◆ **TASK MATERIAL**:
━━━━━━━━━━

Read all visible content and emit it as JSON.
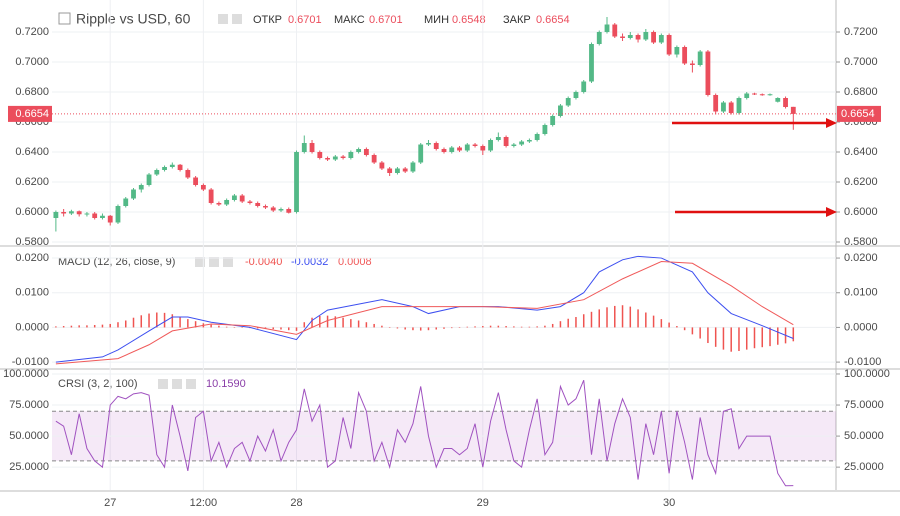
{
  "chart_data": [
    {
      "type": "candlestick",
      "title": "Ripple vs USD, 60",
      "ohlc_labels": [
        "ОТКР",
        "МАКС",
        "МИН",
        "ЗАКР"
      ],
      "up_color": "#53b987",
      "down_color": "#eb4d5c",
      "grid": true,
      "xlim": [
        -0.5,
        100.5
      ],
      "xticks": [
        {
          "value": 7,
          "label": "27"
        },
        {
          "value": 19,
          "label": "12:00"
        },
        {
          "value": 31,
          "label": "28"
        },
        {
          "value": 55,
          "label": "29"
        },
        {
          "value": 79,
          "label": "30"
        }
      ],
      "ylim": [
        0.578,
        0.738
      ],
      "yticks": [
        {
          "value": 0.58,
          "label": "0.5800"
        },
        {
          "value": 0.6,
          "label": "0.6000"
        },
        {
          "value": 0.62,
          "label": "0.6200"
        },
        {
          "value": 0.64,
          "label": "0.6400"
        },
        {
          "value": 0.66,
          "label": "0.6600"
        },
        {
          "value": 0.68,
          "label": "0.6800"
        },
        {
          "value": 0.7,
          "label": "0.7000"
        },
        {
          "value": 0.72,
          "label": "0.7200"
        }
      ],
      "candles": [
        [
          0.596,
          0.601,
          0.587,
          0.6
        ],
        [
          0.6,
          0.602,
          0.597,
          0.599
        ],
        [
          0.599,
          0.6015,
          0.598,
          0.6005
        ],
        [
          0.6005,
          0.601,
          0.597,
          0.5985
        ],
        [
          0.5985,
          0.6,
          0.597,
          0.599
        ],
        [
          0.599,
          0.6,
          0.595,
          0.596
        ],
        [
          0.596,
          0.599,
          0.595,
          0.5975
        ],
        [
          0.5975,
          0.598,
          0.591,
          0.593
        ],
        [
          0.593,
          0.605,
          0.592,
          0.604
        ],
        [
          0.604,
          0.61,
          0.603,
          0.609
        ],
        [
          0.609,
          0.616,
          0.608,
          0.615
        ],
        [
          0.615,
          0.619,
          0.613,
          0.618
        ],
        [
          0.618,
          0.626,
          0.617,
          0.625
        ],
        [
          0.625,
          0.629,
          0.624,
          0.628
        ],
        [
          0.628,
          0.631,
          0.627,
          0.63
        ],
        [
          0.63,
          0.633,
          0.629,
          0.6315
        ],
        [
          0.6315,
          0.632,
          0.627,
          0.628
        ],
        [
          0.628,
          0.629,
          0.622,
          0.623
        ],
        [
          0.623,
          0.624,
          0.617,
          0.618
        ],
        [
          0.618,
          0.619,
          0.614,
          0.615
        ],
        [
          0.615,
          0.616,
          0.605,
          0.606
        ],
        [
          0.606,
          0.607,
          0.604,
          0.605
        ],
        [
          0.605,
          0.609,
          0.604,
          0.608
        ],
        [
          0.608,
          0.612,
          0.607,
          0.611
        ],
        [
          0.611,
          0.612,
          0.606,
          0.607
        ],
        [
          0.607,
          0.608,
          0.605,
          0.606
        ],
        [
          0.606,
          0.607,
          0.603,
          0.604
        ],
        [
          0.604,
          0.605,
          0.602,
          0.603
        ],
        [
          0.603,
          0.604,
          0.6,
          0.601
        ],
        [
          0.601,
          0.603,
          0.6,
          0.602
        ],
        [
          0.602,
          0.603,
          0.599,
          0.5995
        ],
        [
          0.6,
          0.641,
          0.599,
          0.64
        ],
        [
          0.64,
          0.651,
          0.639,
          0.646
        ],
        [
          0.646,
          0.648,
          0.639,
          0.64
        ],
        [
          0.64,
          0.641,
          0.635,
          0.636
        ],
        [
          0.636,
          0.637,
          0.634,
          0.635
        ],
        [
          0.635,
          0.638,
          0.634,
          0.637
        ],
        [
          0.637,
          0.638,
          0.635,
          0.636
        ],
        [
          0.636,
          0.641,
          0.635,
          0.64
        ],
        [
          0.64,
          0.643,
          0.639,
          0.642
        ],
        [
          0.642,
          0.643,
          0.637,
          0.638
        ],
        [
          0.638,
          0.639,
          0.632,
          0.633
        ],
        [
          0.633,
          0.634,
          0.628,
          0.629
        ],
        [
          0.629,
          0.63,
          0.624,
          0.626
        ],
        [
          0.626,
          0.63,
          0.625,
          0.629
        ],
        [
          0.629,
          0.63,
          0.626,
          0.627
        ],
        [
          0.627,
          0.634,
          0.626,
          0.633
        ],
        [
          0.633,
          0.646,
          0.632,
          0.645
        ],
        [
          0.645,
          0.648,
          0.644,
          0.646
        ],
        [
          0.646,
          0.647,
          0.641,
          0.642
        ],
        [
          0.642,
          0.643,
          0.639,
          0.64
        ],
        [
          0.64,
          0.644,
          0.639,
          0.643
        ],
        [
          0.643,
          0.644,
          0.64,
          0.641
        ],
        [
          0.641,
          0.646,
          0.64,
          0.645
        ],
        [
          0.645,
          0.646,
          0.643,
          0.644
        ],
        [
          0.644,
          0.645,
          0.638,
          0.641
        ],
        [
          0.641,
          0.649,
          0.64,
          0.648
        ],
        [
          0.648,
          0.653,
          0.647,
          0.65
        ],
        [
          0.65,
          0.651,
          0.643,
          0.644
        ],
        [
          0.644,
          0.646,
          0.643,
          0.645
        ],
        [
          0.645,
          0.648,
          0.644,
          0.647
        ],
        [
          0.647,
          0.649,
          0.646,
          0.648
        ],
        [
          0.648,
          0.653,
          0.647,
          0.652
        ],
        [
          0.652,
          0.659,
          0.651,
          0.658
        ],
        [
          0.658,
          0.665,
          0.657,
          0.664
        ],
        [
          0.664,
          0.672,
          0.663,
          0.671
        ],
        [
          0.671,
          0.677,
          0.67,
          0.676
        ],
        [
          0.676,
          0.681,
          0.675,
          0.68
        ],
        [
          0.68,
          0.688,
          0.679,
          0.687
        ],
        [
          0.687,
          0.713,
          0.686,
          0.712
        ],
        [
          0.712,
          0.721,
          0.711,
          0.72
        ],
        [
          0.72,
          0.73,
          0.719,
          0.725
        ],
        [
          0.725,
          0.726,
          0.716,
          0.717
        ],
        [
          0.717,
          0.719,
          0.714,
          0.716
        ],
        [
          0.716,
          0.72,
          0.715,
          0.718
        ],
        [
          0.718,
          0.719,
          0.713,
          0.715
        ],
        [
          0.715,
          0.722,
          0.714,
          0.72
        ],
        [
          0.72,
          0.721,
          0.712,
          0.713
        ],
        [
          0.713,
          0.719,
          0.712,
          0.718
        ],
        [
          0.718,
          0.719,
          0.704,
          0.705
        ],
        [
          0.705,
          0.711,
          0.703,
          0.71
        ],
        [
          0.71,
          0.711,
          0.698,
          0.699
        ],
        [
          0.699,
          0.701,
          0.693,
          0.698
        ],
        [
          0.698,
          0.708,
          0.697,
          0.707
        ],
        [
          0.707,
          0.708,
          0.677,
          0.678
        ],
        [
          0.678,
          0.679,
          0.665,
          0.667
        ],
        [
          0.667,
          0.674,
          0.666,
          0.673
        ],
        [
          0.673,
          0.674,
          0.665,
          0.666
        ],
        [
          0.666,
          0.677,
          0.665,
          0.676
        ],
        [
          0.676,
          0.68,
          0.675,
          0.679
        ],
        [
          0.679,
          0.6795,
          0.678,
          0.6785
        ],
        [
          0.6785,
          0.679,
          0.6775,
          0.678
        ],
        [
          0.678,
          0.679,
          0.6775,
          0.6785
        ],
        [
          0.6735,
          0.6765,
          0.673,
          0.676
        ],
        [
          0.676,
          0.677,
          0.669,
          0.67
        ],
        [
          0.6701,
          0.6701,
          0.6548,
          0.6654
        ]
      ]
    },
    {
      "type": "macd",
      "title": "MACD (12, 26, close, 9)",
      "value_labels": [
        "-0.0040",
        "-0.0032",
        "0.0008"
      ],
      "ylim": [
        -0.0117,
        0.0229
      ],
      "yticks": [
        {
          "value": -0.01,
          "label": "-0.0100"
        },
        {
          "value": 0,
          "label": "0.0000"
        },
        {
          "value": 0.01,
          "label": "0.0100"
        },
        {
          "value": 0.02,
          "label": "0.0200"
        }
      ],
      "histogram": {
        "color": "#ef5350",
        "values": [
          0.0003,
          0.0004,
          0.0005,
          0.0006,
          0.0006,
          0.0007,
          0.0008,
          0.001,
          0.0015,
          0.002,
          0.0028,
          0.0035,
          0.004,
          0.0043,
          0.0042,
          0.0038,
          0.003,
          0.0024,
          0.0018,
          0.0012,
          0.0008,
          0.0005,
          0.0002,
          0.0001,
          -0.0001,
          -0.0002,
          -0.0003,
          -0.0004,
          -0.0005,
          -0.0006,
          -0.0008,
          -0.001,
          0.0015,
          0.0028,
          0.0033,
          0.0034,
          0.0032,
          0.0028,
          0.0024,
          0.002,
          0.0015,
          0.001,
          0.0005,
          0.0001,
          -0.0003,
          -0.0006,
          -0.0008,
          -0.0009,
          -0.0008,
          -0.0006,
          -0.0004,
          -0.0002,
          0,
          0.0002,
          0.0003,
          0.0004,
          0.0005,
          0.0005,
          0.0004,
          0.0003,
          0.0002,
          0.0002,
          0.0003,
          0.0005,
          0.001,
          0.0018,
          0.0025,
          0.003,
          0.0038,
          0.0045,
          0.0052,
          0.0058,
          0.0062,
          0.0064,
          0.006,
          0.0052,
          0.0043,
          0.0034,
          0.0024,
          0.0014,
          0.0004,
          -0.0008,
          -0.002,
          -0.0032,
          -0.0045,
          -0.0056,
          -0.0064,
          -0.007,
          -0.0068,
          -0.0064,
          -0.006,
          -0.0057,
          -0.0054,
          -0.005,
          -0.0046,
          -0.004
        ]
      },
      "series": [
        {
          "color": "#3d4ff0",
          "x": [
            0,
            6,
            8,
            12,
            15,
            17,
            20,
            25,
            31,
            33,
            35,
            42,
            46,
            48,
            52,
            57,
            62,
            65,
            68,
            70,
            73,
            75,
            78,
            82,
            84,
            87,
            91,
            95
          ],
          "values": [
            -0.01,
            -0.0085,
            -0.0065,
            -0.001,
            0.003,
            0.003,
            0.0015,
            0,
            -0.0035,
            0.002,
            0.005,
            0.008,
            0.006,
            0.004,
            0.006,
            0.006,
            0.005,
            0.006,
            0.01,
            0.016,
            0.0195,
            0.0205,
            0.02,
            0.016,
            0.01,
            0.004,
            0.0005,
            -0.0032
          ]
        },
        {
          "color": "#f05a5a",
          "x": [
            0,
            8,
            12,
            15,
            20,
            25,
            31,
            35,
            42,
            48,
            55,
            62,
            68,
            73,
            78,
            82,
            87,
            91,
            95
          ],
          "values": [
            -0.0105,
            -0.009,
            -0.005,
            -0.001,
            0.001,
            0.0005,
            -0.002,
            0.002,
            0.006,
            0.006,
            0.006,
            0.0055,
            0.008,
            0.014,
            0.019,
            0.0185,
            0.012,
            0.006,
            0.0008
          ]
        }
      ]
    },
    {
      "type": "crsi",
      "title": "CRSI (3, 2, 100)",
      "value_label": "10.1590",
      "ylim": [
        6.6,
        102.4
      ],
      "yticks": [
        {
          "value": 25,
          "label": "25.0000"
        },
        {
          "value": 50,
          "label": "50.0000"
        },
        {
          "value": 75,
          "label": "75.0000"
        },
        {
          "value": 100,
          "label": "100.0000"
        }
      ],
      "bands": [
        30,
        70
      ],
      "band_color": "#9c27b0",
      "series": [
        {
          "color": "#a052c0",
          "values": [
            62,
            58,
            35,
            68,
            40,
            30,
            25,
            75,
            82,
            80,
            84,
            85,
            83,
            35,
            25,
            75,
            50,
            22,
            65,
            70,
            30,
            45,
            25,
            40,
            45,
            30,
            50,
            38,
            55,
            30,
            45,
            55,
            88,
            62,
            75,
            25,
            30,
            65,
            40,
            85,
            70,
            30,
            45,
            25,
            55,
            45,
            60,
            90,
            50,
            25,
            40,
            40,
            35,
            40,
            60,
            25,
            62,
            85,
            55,
            30,
            25,
            55,
            80,
            35,
            45,
            90,
            75,
            80,
            95,
            35,
            80,
            30,
            60,
            80,
            65,
            15,
            60,
            35,
            70,
            20,
            70,
            45,
            15,
            65,
            35,
            20,
            70,
            72,
            40,
            50,
            50,
            50,
            50,
            20,
            10,
            10.159
          ]
        }
      ]
    }
  ]
}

━━━━━━━━━━

◆ **REQUEST**:
Pull out all lines containing the word "type" from the entries above.

◆ **WRITTEN ANSWER**:
      "type": "candlestick",
      "type": "macd",
      "type": "crsi",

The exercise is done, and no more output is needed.